Aim - Records follow. Select each line holding "JSON".

Input data -
****************
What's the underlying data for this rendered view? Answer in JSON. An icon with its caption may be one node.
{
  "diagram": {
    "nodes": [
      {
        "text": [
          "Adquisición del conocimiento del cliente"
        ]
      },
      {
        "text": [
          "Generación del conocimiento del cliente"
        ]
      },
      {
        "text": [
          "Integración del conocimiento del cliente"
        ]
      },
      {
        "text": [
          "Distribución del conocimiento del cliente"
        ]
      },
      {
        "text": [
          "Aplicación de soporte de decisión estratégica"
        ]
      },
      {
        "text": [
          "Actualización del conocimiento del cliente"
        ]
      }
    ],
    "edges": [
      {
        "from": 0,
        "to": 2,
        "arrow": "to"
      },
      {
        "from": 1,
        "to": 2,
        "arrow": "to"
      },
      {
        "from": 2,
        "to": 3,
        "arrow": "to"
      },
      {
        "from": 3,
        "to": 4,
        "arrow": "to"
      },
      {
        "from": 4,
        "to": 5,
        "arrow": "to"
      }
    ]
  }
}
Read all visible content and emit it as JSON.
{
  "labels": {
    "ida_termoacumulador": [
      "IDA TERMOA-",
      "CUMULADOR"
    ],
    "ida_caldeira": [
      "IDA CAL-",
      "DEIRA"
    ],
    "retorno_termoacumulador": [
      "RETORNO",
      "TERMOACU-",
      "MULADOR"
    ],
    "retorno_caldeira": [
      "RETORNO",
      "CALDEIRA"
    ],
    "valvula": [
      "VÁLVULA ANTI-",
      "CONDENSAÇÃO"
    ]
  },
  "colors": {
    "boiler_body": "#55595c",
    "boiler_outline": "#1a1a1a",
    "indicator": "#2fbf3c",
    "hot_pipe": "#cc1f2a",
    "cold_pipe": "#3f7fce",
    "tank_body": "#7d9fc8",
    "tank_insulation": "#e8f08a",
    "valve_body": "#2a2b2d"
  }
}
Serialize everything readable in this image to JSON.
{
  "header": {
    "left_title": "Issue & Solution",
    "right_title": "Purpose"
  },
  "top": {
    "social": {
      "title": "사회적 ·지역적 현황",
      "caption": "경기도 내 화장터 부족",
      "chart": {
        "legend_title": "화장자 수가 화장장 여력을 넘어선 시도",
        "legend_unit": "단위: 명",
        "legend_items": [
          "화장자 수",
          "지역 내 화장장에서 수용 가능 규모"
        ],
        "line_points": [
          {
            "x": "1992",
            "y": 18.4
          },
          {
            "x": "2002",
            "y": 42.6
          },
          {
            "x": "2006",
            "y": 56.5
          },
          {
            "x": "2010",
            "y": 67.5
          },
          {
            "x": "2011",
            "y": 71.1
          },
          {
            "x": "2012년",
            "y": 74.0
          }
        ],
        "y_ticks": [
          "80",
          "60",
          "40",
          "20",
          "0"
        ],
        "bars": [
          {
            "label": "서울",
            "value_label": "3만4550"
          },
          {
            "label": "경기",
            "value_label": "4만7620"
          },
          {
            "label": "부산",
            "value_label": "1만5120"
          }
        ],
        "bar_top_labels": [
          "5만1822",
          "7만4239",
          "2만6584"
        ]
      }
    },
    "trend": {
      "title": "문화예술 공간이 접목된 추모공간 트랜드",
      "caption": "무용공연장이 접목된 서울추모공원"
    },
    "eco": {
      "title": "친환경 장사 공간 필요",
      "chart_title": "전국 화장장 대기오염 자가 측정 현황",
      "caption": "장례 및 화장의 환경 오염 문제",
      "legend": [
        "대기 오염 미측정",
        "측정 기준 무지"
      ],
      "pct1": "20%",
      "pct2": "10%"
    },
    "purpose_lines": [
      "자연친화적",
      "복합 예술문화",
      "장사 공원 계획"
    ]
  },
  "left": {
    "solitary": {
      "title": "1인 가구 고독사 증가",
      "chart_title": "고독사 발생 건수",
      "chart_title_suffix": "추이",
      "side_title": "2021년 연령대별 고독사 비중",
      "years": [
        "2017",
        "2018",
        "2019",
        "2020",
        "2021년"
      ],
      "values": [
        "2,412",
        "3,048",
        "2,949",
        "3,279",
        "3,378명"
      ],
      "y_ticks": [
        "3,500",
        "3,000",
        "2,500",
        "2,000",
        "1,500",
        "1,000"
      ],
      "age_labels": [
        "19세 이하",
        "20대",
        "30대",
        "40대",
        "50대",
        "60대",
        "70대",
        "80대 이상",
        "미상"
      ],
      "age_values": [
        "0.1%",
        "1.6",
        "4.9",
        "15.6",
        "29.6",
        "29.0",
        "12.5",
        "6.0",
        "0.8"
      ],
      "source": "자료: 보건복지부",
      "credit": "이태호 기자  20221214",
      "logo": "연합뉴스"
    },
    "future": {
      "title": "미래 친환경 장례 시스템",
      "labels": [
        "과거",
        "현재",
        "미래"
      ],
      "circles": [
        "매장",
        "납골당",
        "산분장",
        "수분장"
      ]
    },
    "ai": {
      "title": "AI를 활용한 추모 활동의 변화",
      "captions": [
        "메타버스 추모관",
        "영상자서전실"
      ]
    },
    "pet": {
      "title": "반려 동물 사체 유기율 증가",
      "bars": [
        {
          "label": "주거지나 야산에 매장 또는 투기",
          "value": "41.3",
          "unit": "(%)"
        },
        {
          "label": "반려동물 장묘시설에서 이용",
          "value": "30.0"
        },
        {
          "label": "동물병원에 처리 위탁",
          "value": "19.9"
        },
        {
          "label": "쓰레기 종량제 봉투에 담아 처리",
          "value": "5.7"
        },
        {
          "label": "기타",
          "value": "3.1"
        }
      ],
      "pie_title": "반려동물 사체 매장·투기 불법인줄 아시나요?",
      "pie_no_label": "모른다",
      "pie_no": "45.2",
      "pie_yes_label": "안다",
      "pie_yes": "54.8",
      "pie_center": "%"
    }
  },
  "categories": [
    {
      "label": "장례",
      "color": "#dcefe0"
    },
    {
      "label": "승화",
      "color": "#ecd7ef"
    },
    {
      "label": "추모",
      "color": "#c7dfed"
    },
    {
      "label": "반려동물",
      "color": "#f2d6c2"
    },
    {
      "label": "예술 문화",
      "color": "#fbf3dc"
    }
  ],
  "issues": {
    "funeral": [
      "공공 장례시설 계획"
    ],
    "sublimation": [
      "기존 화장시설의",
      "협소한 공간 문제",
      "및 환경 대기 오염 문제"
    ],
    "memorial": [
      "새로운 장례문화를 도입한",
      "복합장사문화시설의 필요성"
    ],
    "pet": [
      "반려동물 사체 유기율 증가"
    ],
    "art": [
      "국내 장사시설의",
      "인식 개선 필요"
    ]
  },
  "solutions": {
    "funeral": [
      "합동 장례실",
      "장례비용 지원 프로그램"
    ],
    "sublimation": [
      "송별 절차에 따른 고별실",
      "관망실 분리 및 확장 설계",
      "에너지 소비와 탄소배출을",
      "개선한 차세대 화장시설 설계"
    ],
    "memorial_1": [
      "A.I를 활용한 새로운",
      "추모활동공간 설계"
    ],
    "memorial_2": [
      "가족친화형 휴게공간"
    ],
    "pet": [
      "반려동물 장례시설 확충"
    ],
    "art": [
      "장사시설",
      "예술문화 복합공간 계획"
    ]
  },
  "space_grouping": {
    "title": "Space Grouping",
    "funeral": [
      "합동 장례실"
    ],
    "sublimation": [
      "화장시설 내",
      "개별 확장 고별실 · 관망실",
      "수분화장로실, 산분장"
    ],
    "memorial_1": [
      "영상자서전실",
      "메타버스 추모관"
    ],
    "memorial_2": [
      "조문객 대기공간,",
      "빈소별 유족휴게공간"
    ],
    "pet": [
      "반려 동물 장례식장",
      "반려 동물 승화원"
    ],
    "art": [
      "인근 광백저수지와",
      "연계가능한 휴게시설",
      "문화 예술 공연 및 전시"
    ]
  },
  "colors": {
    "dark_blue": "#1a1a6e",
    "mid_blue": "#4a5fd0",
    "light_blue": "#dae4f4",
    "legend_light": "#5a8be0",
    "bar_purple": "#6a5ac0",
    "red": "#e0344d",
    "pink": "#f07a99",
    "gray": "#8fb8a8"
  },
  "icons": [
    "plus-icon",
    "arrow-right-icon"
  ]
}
****************
Solved problem -
What's the underlying data for this rendered view? Answer in JSON. An icon with its caption may be one node.
Read all visible content and emit it as JSON.
Serialize everything readable in this image to JSON.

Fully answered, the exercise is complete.